— Begin Entries supplied —
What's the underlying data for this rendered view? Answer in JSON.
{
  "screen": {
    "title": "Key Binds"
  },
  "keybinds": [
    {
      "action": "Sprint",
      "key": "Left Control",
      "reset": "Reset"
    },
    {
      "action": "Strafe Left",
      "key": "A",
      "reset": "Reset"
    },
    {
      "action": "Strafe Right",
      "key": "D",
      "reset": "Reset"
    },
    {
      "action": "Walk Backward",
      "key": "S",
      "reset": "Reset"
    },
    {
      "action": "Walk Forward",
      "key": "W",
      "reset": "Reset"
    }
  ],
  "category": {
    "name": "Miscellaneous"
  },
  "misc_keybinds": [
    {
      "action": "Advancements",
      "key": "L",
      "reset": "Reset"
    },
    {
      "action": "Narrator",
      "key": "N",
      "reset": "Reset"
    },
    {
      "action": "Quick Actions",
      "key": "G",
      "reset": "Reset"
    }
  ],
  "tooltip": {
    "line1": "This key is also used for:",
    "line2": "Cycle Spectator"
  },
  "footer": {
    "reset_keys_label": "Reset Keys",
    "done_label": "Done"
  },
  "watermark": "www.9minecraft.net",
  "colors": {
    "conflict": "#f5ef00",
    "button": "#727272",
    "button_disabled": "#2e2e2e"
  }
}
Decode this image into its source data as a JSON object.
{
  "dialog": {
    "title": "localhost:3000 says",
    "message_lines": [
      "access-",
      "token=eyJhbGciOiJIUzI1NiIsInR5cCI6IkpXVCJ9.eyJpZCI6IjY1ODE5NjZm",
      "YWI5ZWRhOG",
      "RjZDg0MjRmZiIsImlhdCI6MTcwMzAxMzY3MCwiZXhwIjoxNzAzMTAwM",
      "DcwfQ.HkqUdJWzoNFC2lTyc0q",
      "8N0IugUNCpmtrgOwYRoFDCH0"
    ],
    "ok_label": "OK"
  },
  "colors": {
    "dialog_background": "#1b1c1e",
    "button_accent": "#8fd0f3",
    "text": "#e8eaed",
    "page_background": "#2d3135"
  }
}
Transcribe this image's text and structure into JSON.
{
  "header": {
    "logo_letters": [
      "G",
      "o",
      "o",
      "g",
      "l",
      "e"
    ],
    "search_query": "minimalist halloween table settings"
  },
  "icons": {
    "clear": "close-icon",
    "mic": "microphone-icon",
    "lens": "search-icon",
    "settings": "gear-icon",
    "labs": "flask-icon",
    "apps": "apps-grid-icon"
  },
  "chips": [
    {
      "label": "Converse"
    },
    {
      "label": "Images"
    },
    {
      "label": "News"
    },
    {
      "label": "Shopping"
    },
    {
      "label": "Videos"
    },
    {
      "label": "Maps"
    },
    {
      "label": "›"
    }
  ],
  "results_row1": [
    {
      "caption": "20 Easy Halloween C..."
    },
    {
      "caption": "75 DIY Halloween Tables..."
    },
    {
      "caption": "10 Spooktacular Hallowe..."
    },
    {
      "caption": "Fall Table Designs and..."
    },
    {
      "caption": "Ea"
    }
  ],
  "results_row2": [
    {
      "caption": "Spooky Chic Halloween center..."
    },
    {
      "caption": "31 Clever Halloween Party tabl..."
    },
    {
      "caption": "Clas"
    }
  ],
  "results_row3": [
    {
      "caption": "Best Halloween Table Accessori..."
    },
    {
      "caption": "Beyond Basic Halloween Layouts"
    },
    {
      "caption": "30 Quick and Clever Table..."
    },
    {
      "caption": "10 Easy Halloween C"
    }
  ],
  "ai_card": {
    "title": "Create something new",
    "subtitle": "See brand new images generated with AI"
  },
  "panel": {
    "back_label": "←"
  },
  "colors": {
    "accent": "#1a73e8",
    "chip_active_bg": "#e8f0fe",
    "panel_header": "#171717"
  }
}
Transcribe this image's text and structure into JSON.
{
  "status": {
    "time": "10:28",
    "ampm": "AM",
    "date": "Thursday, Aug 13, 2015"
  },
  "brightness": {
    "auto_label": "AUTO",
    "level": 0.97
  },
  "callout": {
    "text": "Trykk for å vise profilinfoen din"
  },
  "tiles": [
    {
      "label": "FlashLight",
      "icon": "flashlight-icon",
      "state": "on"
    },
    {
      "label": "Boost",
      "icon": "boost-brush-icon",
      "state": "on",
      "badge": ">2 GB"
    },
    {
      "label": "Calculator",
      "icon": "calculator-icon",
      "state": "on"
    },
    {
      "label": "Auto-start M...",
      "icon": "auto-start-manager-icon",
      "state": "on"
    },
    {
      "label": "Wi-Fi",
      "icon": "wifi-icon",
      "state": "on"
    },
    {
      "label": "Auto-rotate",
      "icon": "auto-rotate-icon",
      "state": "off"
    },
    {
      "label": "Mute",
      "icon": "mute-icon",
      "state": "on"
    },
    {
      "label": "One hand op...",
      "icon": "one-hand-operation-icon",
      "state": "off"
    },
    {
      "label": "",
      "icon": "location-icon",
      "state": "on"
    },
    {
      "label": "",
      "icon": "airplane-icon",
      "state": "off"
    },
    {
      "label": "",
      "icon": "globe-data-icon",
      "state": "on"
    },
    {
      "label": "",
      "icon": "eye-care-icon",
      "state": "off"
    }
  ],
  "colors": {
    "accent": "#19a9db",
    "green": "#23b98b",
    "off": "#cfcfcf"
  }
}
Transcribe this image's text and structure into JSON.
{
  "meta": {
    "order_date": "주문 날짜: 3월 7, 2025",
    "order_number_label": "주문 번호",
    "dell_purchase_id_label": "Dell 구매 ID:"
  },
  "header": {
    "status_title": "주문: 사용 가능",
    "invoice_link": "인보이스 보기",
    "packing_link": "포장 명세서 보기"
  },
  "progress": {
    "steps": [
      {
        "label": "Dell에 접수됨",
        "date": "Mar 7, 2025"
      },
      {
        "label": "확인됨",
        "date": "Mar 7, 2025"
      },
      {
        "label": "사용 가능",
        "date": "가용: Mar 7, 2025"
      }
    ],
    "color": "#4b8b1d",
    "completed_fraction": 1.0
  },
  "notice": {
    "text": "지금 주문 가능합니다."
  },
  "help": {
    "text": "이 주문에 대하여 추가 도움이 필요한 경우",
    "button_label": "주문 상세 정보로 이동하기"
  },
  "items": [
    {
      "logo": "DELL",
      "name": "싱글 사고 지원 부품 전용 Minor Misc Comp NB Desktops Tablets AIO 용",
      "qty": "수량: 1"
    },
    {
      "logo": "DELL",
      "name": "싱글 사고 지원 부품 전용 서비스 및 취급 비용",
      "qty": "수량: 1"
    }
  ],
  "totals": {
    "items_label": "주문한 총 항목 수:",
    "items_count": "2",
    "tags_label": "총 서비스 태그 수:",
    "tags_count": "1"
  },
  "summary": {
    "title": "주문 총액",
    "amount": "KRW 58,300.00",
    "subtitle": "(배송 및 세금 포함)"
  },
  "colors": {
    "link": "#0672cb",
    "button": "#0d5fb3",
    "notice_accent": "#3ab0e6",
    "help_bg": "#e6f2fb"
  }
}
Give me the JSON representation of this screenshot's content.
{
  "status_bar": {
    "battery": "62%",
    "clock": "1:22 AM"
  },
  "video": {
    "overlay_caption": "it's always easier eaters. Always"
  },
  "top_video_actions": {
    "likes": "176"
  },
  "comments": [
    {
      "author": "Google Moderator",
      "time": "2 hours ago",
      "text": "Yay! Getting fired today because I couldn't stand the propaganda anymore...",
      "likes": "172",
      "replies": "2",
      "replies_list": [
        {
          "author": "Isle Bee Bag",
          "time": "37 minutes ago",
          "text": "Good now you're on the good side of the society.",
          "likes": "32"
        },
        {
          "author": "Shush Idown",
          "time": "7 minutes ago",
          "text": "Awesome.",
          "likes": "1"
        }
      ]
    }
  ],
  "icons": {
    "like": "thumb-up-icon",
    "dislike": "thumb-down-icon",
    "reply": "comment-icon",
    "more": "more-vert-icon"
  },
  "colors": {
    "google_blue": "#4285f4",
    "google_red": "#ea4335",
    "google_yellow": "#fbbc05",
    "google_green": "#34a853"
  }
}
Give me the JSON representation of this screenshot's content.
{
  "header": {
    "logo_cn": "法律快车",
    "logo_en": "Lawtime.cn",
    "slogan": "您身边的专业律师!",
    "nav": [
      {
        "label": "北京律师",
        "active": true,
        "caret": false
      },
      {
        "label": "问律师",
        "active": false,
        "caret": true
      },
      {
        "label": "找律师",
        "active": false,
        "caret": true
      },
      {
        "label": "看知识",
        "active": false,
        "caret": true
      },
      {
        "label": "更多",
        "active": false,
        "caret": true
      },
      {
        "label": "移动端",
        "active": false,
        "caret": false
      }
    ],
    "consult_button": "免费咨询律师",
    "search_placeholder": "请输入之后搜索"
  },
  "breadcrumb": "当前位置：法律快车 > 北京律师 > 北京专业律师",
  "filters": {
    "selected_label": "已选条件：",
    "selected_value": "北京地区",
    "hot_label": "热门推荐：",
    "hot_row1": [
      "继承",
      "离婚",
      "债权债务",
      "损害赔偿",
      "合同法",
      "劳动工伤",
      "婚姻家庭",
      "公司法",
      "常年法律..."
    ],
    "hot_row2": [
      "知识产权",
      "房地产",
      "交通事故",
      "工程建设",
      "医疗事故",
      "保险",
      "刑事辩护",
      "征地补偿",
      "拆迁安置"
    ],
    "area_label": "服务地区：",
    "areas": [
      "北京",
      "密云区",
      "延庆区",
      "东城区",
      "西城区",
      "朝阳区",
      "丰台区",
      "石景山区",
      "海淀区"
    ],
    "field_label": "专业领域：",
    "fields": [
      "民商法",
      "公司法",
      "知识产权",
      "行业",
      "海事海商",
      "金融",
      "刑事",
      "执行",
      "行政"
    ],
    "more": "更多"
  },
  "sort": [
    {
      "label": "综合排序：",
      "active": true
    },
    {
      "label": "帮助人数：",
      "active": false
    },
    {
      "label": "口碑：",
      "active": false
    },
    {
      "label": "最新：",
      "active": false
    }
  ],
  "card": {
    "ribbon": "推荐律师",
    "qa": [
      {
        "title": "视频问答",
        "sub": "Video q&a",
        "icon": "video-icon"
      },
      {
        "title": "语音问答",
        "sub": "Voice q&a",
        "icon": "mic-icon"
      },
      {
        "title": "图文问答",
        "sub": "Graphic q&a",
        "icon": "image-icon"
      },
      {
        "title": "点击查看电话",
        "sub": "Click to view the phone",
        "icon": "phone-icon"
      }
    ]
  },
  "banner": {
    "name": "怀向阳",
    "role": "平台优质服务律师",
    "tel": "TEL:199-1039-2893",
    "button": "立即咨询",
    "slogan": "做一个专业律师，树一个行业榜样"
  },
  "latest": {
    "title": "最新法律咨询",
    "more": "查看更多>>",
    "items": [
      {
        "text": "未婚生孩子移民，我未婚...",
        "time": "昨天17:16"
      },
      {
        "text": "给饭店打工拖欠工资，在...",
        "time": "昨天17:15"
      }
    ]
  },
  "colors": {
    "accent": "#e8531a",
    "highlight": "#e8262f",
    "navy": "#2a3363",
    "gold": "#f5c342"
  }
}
— End Entries supplied —
• [What you need to do]:
Find how many lines of the material carry the string "start". Only the number should be in the answer.

• [Solution for this problem]:
2